**** The data ****

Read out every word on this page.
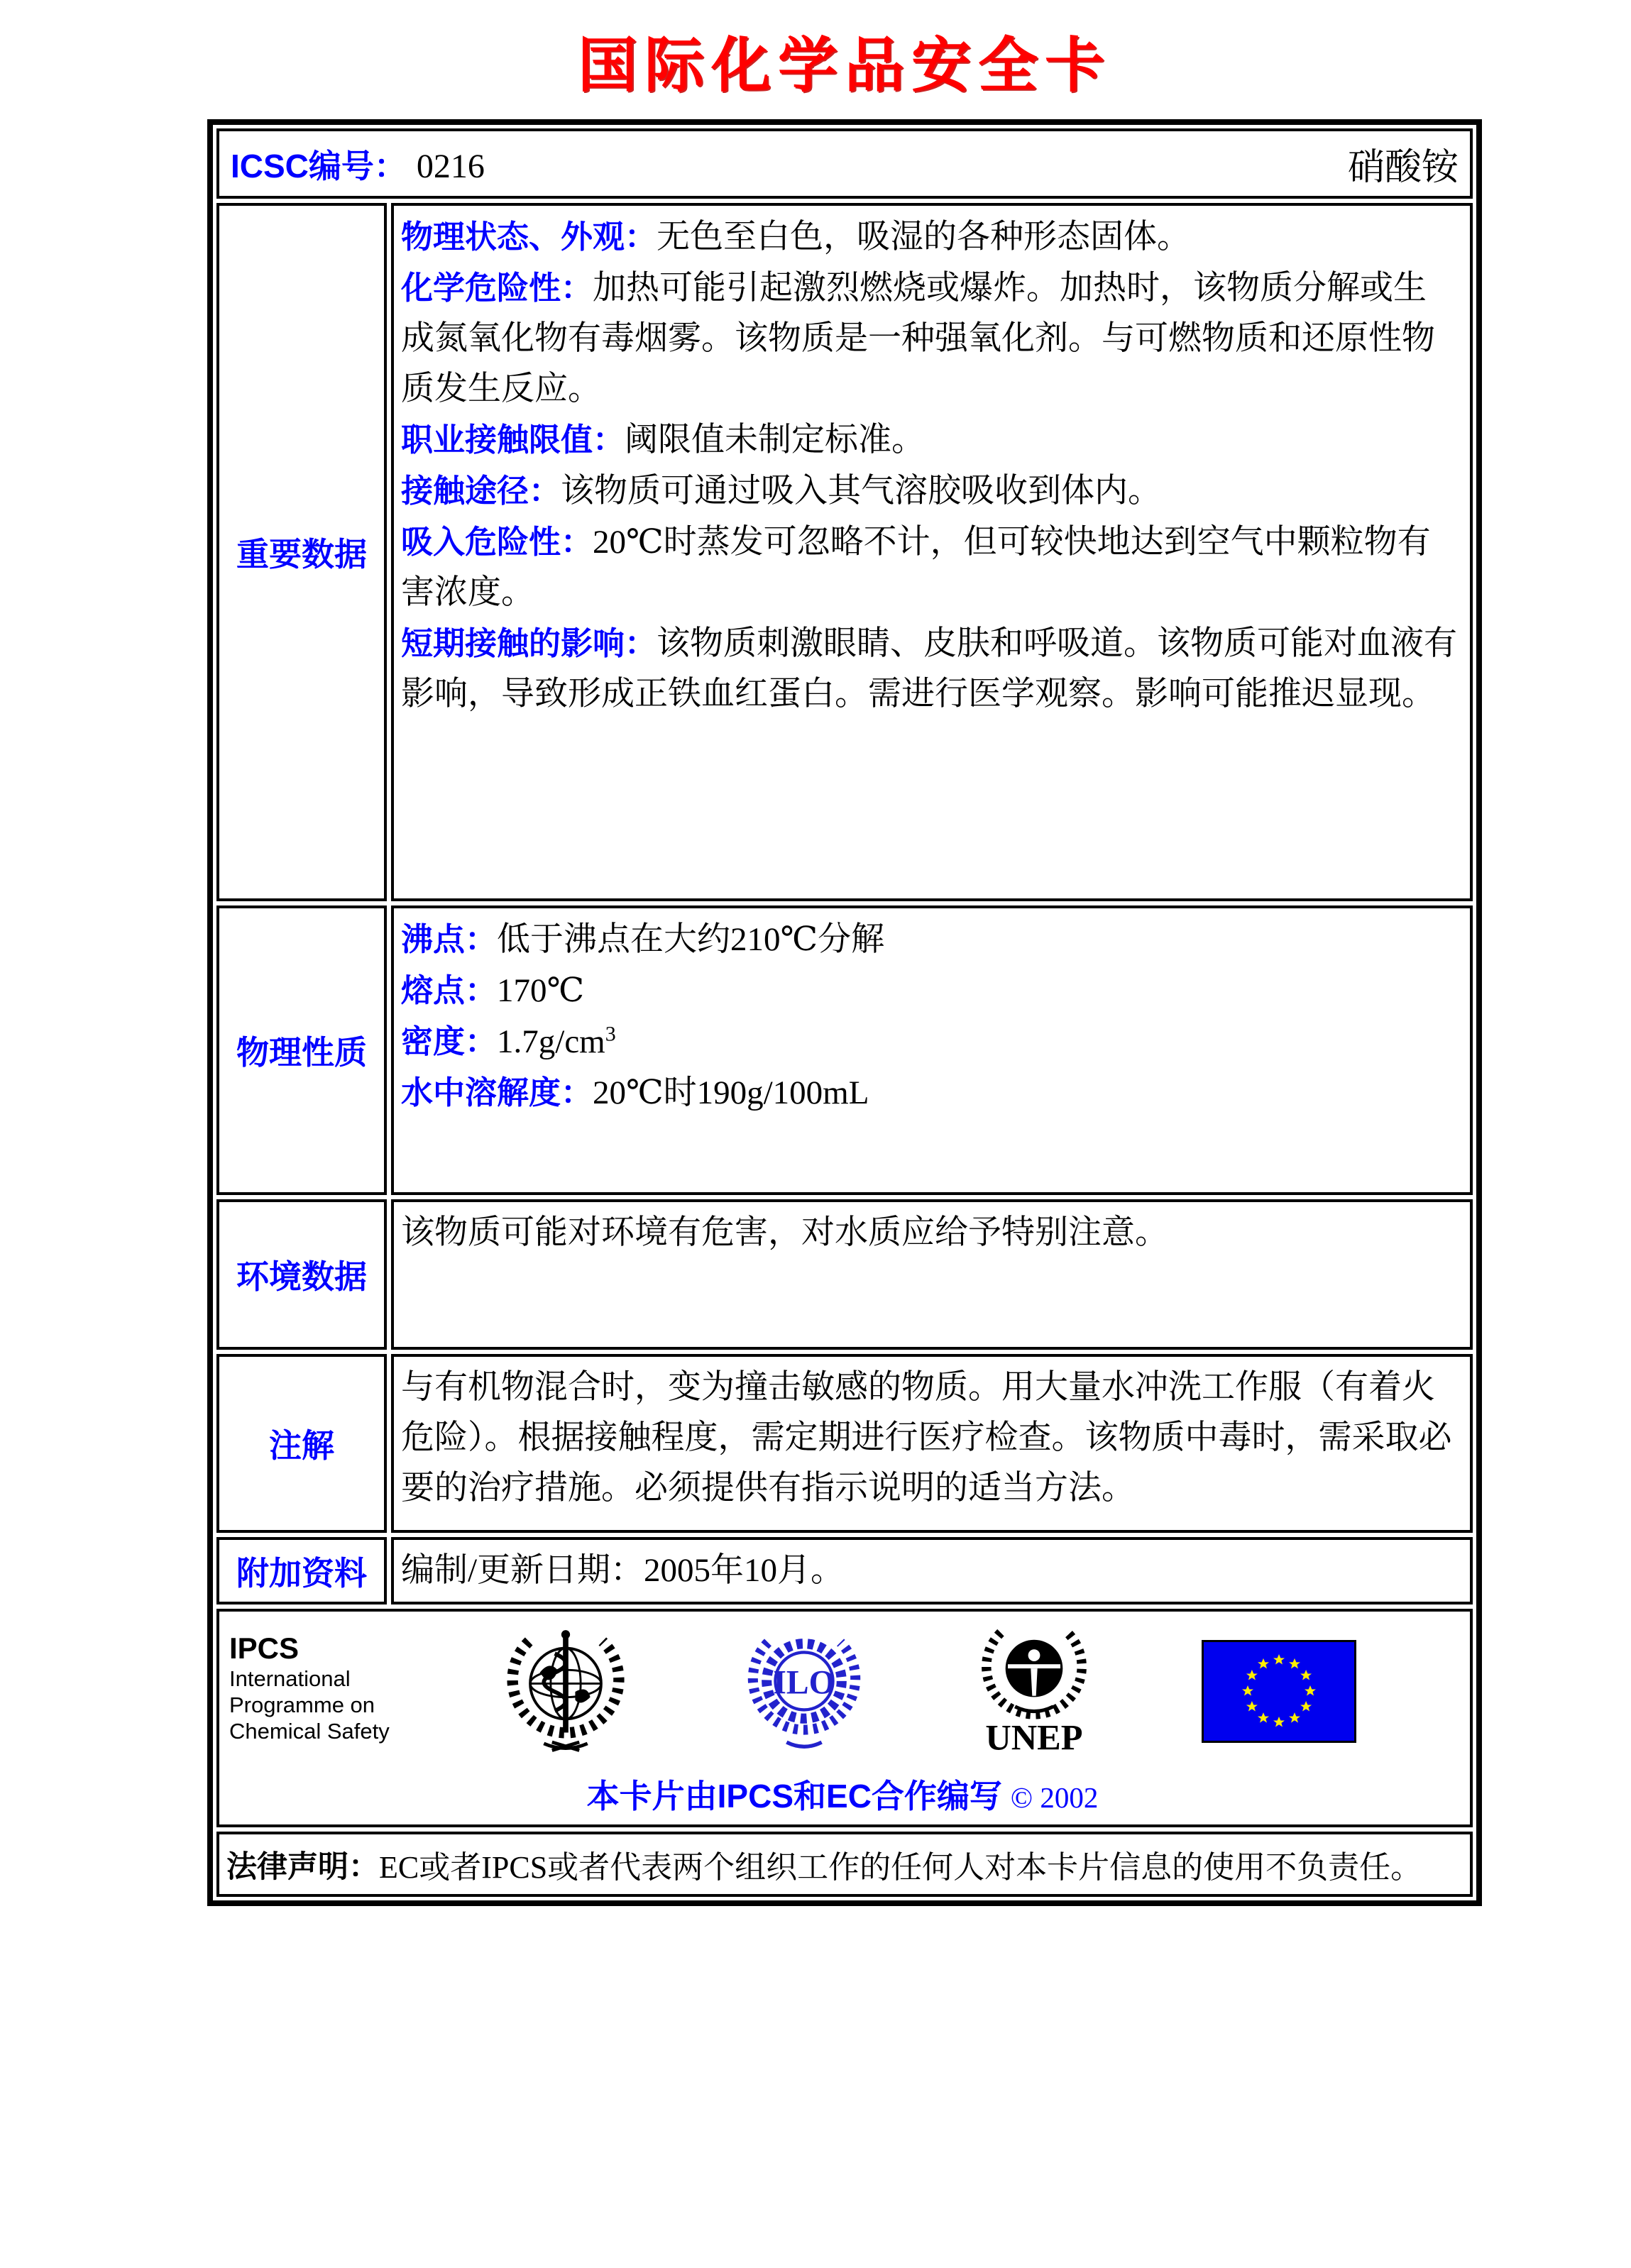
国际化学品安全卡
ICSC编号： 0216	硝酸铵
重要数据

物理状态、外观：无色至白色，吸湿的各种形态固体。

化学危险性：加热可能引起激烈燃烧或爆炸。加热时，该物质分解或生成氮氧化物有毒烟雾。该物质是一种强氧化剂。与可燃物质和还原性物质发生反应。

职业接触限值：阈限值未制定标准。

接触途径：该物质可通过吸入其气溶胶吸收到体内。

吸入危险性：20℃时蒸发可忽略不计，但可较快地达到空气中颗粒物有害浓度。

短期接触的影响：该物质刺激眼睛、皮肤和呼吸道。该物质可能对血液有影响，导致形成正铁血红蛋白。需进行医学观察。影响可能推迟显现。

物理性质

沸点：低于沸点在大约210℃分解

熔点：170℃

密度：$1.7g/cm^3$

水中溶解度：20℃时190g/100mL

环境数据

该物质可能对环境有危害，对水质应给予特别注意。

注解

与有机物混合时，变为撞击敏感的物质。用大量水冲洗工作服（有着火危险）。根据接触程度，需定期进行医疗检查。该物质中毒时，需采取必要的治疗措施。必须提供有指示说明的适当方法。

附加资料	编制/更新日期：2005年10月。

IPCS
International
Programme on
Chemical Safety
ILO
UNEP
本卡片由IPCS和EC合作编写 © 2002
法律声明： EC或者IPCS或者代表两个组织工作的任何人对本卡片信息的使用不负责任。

****

Written task: Your task is to transcribe all of the records precisely, with no images included.

Response to the task:
Read out every word on this page.
国际化学品安全卡
ICSC编号： 0216	硝酸铵
重要数据

物理状态、外观：无色至白色，吸湿的各种形态固体。

化学危险性：加热可能引起激烈燃烧或爆炸。加热时，该物质分解或生成氮氧化物有毒烟雾。该物质是一种强氧化剂。与可燃物质和还原性物质发生反应。

职业接触限值：阈限值未制定标准。

接触途径：该物质可通过吸入其气溶胶吸收到体内。

吸入危险性：20℃时蒸发可忽略不计，但可较快地达到空气中颗粒物有害浓度。

短期接触的影响：该物质刺激眼睛、皮肤和呼吸道。该物质可能对血液有影响，导致形成正铁血红蛋白。需进行医学观察。影响可能推迟显现。

物理性质

沸点：低于沸点在大约210℃分解

熔点：170℃

密度：$1.7g/cm^3$

水中溶解度：20℃时190g/100mL

环境数据

该物质可能对环境有危害，对水质应给予特别注意。

注解

与有机物混合时，变为撞击敏感的物质。用大量水冲洗工作服（有着火危险）。根据接触程度，需定期进行医疗检查。该物质中毒时，需采取必要的治疗措施。必须提供有指示说明的适当方法。

附加资料	编制/更新日期：2005年10月。

IPCS
International
Programme on
Chemical Safety
ILO
UNEP
本卡片由IPCS和EC合作编写 © 2002
法律声明： EC或者IPCS或者代表两个组织工作的任何人对本卡片信息的使用不负责任。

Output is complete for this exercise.